(Part of a data file)
* * *
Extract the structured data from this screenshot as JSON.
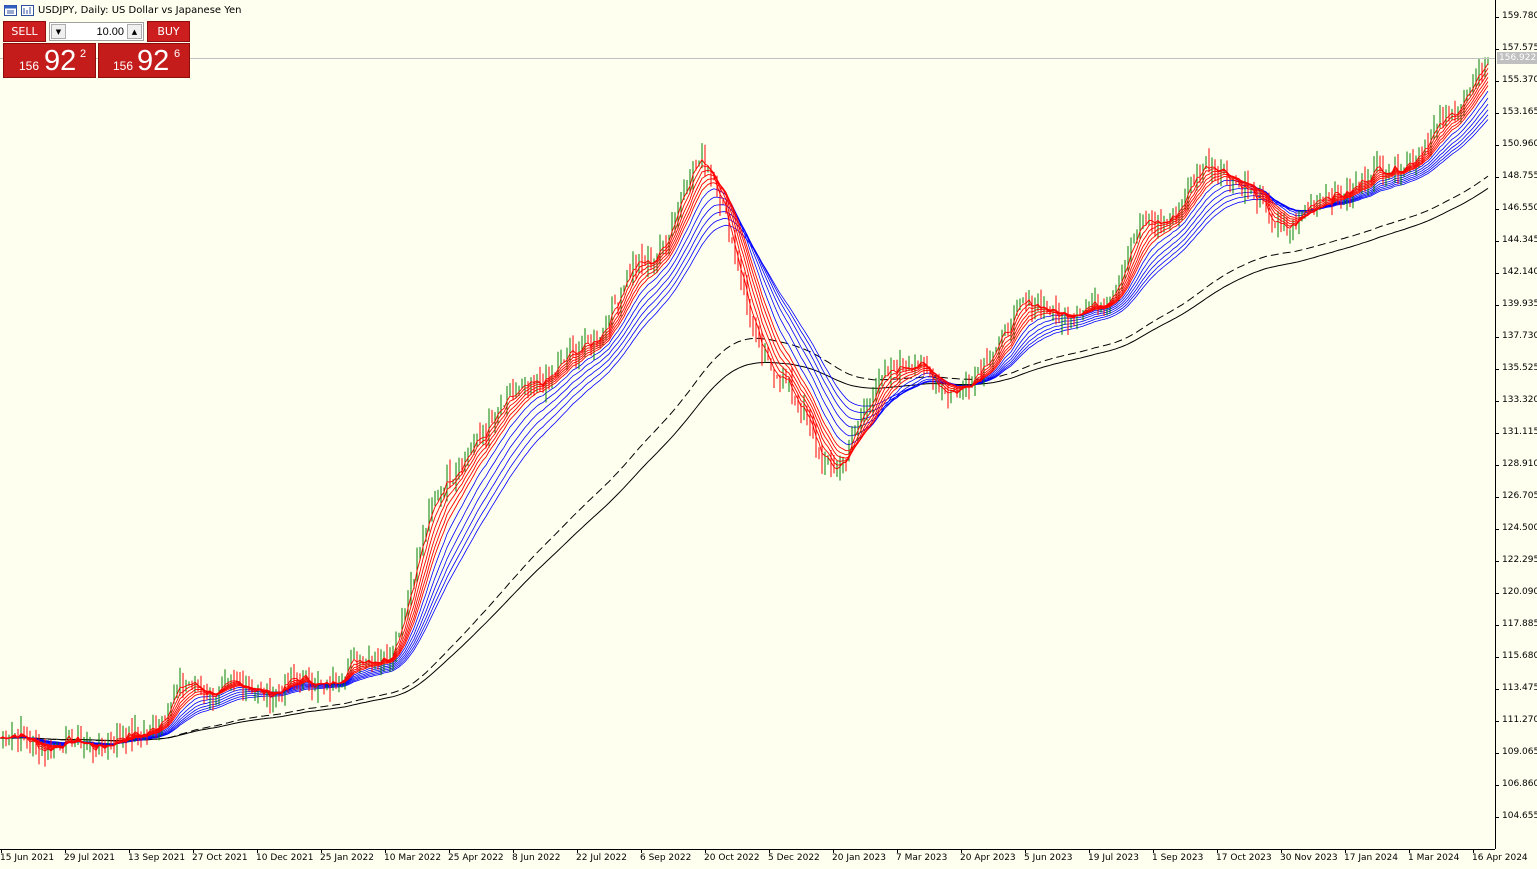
{
  "window": {
    "title": "USDJPY, Daily:  US Dollar vs Japanese Yen",
    "icons": [
      "chart-window-icon",
      "chart-type-icon"
    ]
  },
  "trade_panel": {
    "sell_label": "SELL",
    "buy_label": "BUY",
    "lot_value": "10.00",
    "sell_price": {
      "prefix": "156",
      "big": "92",
      "sup": "2"
    },
    "buy_price": {
      "prefix": "156",
      "big": "92",
      "sup": "6"
    },
    "colors": {
      "button": "#cc1e1e",
      "price_bg": "#c41b1b"
    }
  },
  "current_price_label": "156.922",
  "chart_data": {
    "type": "candlestick",
    "symbol": "USDJPY",
    "timeframe": "Daily",
    "y_ticks": [
      "159.780",
      "157.575",
      "155.370",
      "153.165",
      "150.960",
      "148.755",
      "146.550",
      "144.345",
      "142.140",
      "139.935",
      "137.730",
      "135.525",
      "133.320",
      "131.115",
      "128.910",
      "126.705",
      "124.500",
      "122.295",
      "120.090",
      "117.885",
      "115.680",
      "113.475",
      "111.270",
      "109.065",
      "106.860",
      "104.655"
    ],
    "x_ticks": [
      "15 Jun 2021",
      "29 Jul 2021",
      "13 Sep 2021",
      "27 Oct 2021",
      "10 Dec 2021",
      "25 Jan 2022",
      "10 Mar 2022",
      "25 Apr 2022",
      "8 Jun 2022",
      "22 Jul 2022",
      "6 Sep 2022",
      "20 Oct 2022",
      "5 Dec 2022",
      "20 Jan 2023",
      "7 Mar 2023",
      "20 Apr 2023",
      "5 Jun 2023",
      "19 Jul 2023",
      "1 Sep 2023",
      "17 Oct 2023",
      "30 Nov 2023",
      "17 Jan 2024",
      "1 Mar 2024",
      "16 Apr 2024"
    ],
    "ylim": [
      103.6,
      160.9
    ],
    "current_price": 156.922,
    "price_path": [
      [
        "15 Jun 2021",
        110.1
      ],
      [
        "29 Jul 2021",
        109.6
      ],
      [
        "13 Sep 2021",
        110.0
      ],
      [
        "27 Oct 2021",
        113.6
      ],
      [
        "10 Dec 2021",
        113.4
      ],
      [
        "25 Jan 2022",
        114.0
      ],
      [
        "10 Mar 2022",
        116.0
      ],
      [
        "25 Apr 2022",
        128.3
      ],
      [
        "8 Jun 2022",
        133.5
      ],
      [
        "22 Jul 2022",
        136.5
      ],
      [
        "6 Sep 2022",
        142.5
      ],
      [
        "20 Oct 2022",
        149.7
      ],
      [
        "5 Dec 2022",
        136.0
      ],
      [
        "20 Jan 2023",
        129.0
      ],
      [
        "7 Mar 2023",
        135.9
      ],
      [
        "20 Apr 2023",
        134.2
      ],
      [
        "5 Jun 2023",
        139.7
      ],
      [
        "19 Jul 2023",
        139.5
      ],
      [
        "1 Sep 2023",
        145.5
      ],
      [
        "17 Oct 2023",
        149.6
      ],
      [
        "30 Nov 2023",
        145.5
      ],
      [
        "17 Jan 2024",
        148.0
      ],
      [
        "1 Mar 2024",
        150.0
      ],
      [
        "16 Apr 2024",
        154.7
      ],
      [
        "26 Apr 2024",
        156.9
      ]
    ],
    "indicators": {
      "short_emas": {
        "count": 6,
        "color": "#ff0000"
      },
      "long_emas": {
        "count": 6,
        "color": "#0000ff"
      },
      "very_long_mas": {
        "count": 2,
        "color": "#000000"
      }
    },
    "colors": {
      "background": "#fffff0",
      "candle_up": "#008000",
      "candle_down": "#ff0000"
    }
  }
}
* * *
▸ **The task**: Return all lines containing the word "Daily".

▸ **Task response**:
    "title": "USDJPY, Daily:  US Dollar vs Japanese Yen",
    "timeframe": "Daily",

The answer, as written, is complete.